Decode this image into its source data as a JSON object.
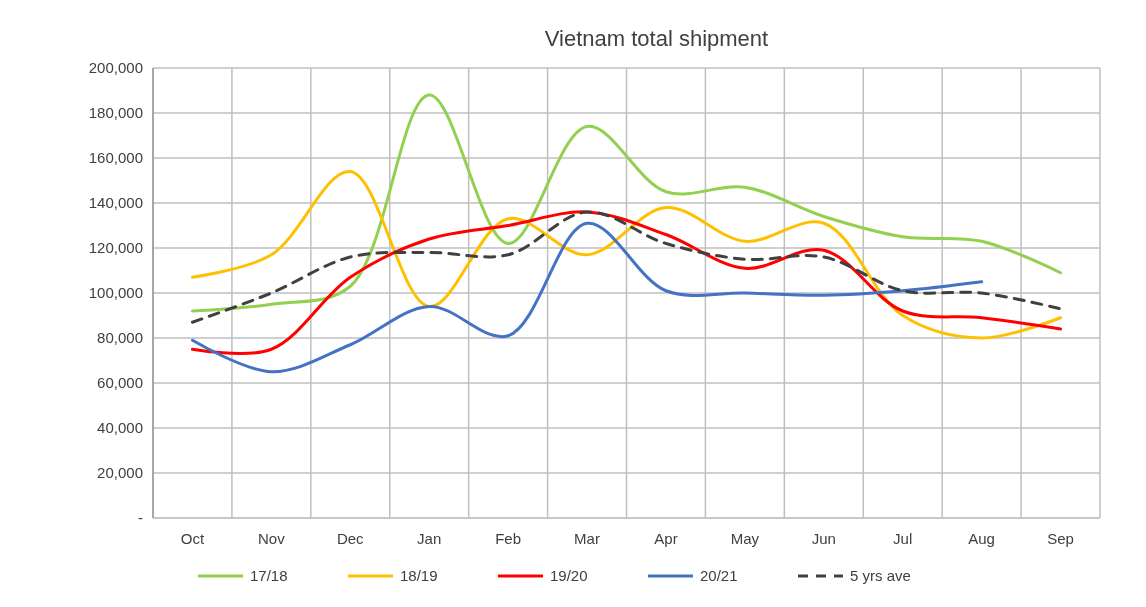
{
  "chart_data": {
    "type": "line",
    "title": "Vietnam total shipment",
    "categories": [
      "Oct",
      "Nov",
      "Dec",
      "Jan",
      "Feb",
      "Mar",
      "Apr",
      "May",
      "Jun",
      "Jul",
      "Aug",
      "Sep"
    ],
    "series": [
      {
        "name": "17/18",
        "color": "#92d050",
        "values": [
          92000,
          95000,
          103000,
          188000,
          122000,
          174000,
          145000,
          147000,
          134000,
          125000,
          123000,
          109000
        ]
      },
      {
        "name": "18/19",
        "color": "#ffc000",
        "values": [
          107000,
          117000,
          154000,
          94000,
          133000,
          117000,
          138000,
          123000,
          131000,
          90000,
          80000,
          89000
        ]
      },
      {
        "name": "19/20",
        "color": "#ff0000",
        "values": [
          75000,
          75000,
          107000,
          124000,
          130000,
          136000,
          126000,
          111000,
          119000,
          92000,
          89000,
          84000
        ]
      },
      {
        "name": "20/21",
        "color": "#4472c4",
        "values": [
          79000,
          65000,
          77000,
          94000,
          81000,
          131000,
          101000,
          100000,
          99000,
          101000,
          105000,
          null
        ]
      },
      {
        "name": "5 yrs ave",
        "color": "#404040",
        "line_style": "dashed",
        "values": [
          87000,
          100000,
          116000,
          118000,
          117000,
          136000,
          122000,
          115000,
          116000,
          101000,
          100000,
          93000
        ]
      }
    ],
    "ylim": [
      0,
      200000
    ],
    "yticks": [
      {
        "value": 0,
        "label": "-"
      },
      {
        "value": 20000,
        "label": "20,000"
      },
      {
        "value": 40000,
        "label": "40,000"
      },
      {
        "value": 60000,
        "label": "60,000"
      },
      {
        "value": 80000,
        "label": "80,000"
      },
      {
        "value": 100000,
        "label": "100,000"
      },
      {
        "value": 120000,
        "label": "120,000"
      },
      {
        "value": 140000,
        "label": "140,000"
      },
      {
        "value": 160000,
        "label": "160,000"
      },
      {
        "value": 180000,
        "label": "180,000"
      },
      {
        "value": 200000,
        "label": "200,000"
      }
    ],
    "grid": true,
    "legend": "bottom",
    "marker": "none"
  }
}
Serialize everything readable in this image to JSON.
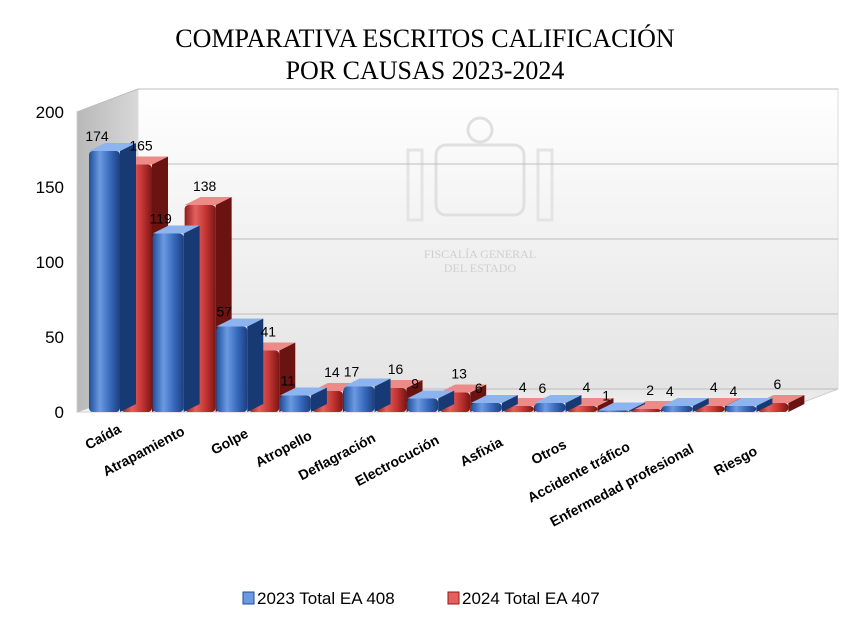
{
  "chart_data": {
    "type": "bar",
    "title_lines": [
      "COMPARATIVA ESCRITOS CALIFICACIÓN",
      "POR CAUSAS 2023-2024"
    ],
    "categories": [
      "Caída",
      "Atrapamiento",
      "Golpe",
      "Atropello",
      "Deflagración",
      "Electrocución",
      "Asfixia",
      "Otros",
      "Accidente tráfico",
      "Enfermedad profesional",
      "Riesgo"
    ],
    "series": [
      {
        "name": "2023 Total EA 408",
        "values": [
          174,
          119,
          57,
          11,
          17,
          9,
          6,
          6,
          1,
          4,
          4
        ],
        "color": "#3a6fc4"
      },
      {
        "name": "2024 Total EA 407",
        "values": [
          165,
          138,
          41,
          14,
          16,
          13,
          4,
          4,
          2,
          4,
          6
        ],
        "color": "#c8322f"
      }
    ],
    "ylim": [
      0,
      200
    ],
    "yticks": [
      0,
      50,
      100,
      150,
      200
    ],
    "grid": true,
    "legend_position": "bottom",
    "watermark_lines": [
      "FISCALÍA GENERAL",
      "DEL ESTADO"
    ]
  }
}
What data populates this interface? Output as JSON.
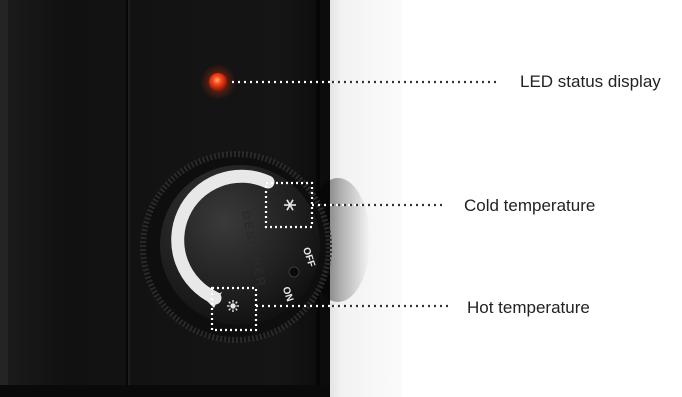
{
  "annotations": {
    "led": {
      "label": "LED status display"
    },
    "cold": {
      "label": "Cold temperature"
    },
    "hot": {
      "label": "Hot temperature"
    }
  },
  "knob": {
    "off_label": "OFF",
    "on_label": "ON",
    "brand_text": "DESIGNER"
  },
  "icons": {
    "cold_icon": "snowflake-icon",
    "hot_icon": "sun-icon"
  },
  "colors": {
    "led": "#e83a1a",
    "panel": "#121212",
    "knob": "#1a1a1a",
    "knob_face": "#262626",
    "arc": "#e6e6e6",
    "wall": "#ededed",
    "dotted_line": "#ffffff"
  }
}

───

Instructions for the task:
Print exactly the span of lines that begins with the line containing "What data populates" and ends with the last line of the listing, with no pictures.

Answer in full:
What data populates this interface? Output as JSON.
{
  "annotations": {
    "led": {
      "label": "LED status display"
    },
    "cold": {
      "label": "Cold temperature"
    },
    "hot": {
      "label": "Hot temperature"
    }
  },
  "knob": {
    "off_label": "OFF",
    "on_label": "ON",
    "brand_text": "DESIGNER"
  },
  "icons": {
    "cold_icon": "snowflake-icon",
    "hot_icon": "sun-icon"
  },
  "colors": {
    "led": "#e83a1a",
    "panel": "#121212",
    "knob": "#1a1a1a",
    "knob_face": "#262626",
    "arc": "#e6e6e6",
    "wall": "#ededed",
    "dotted_line": "#ffffff"
  }
}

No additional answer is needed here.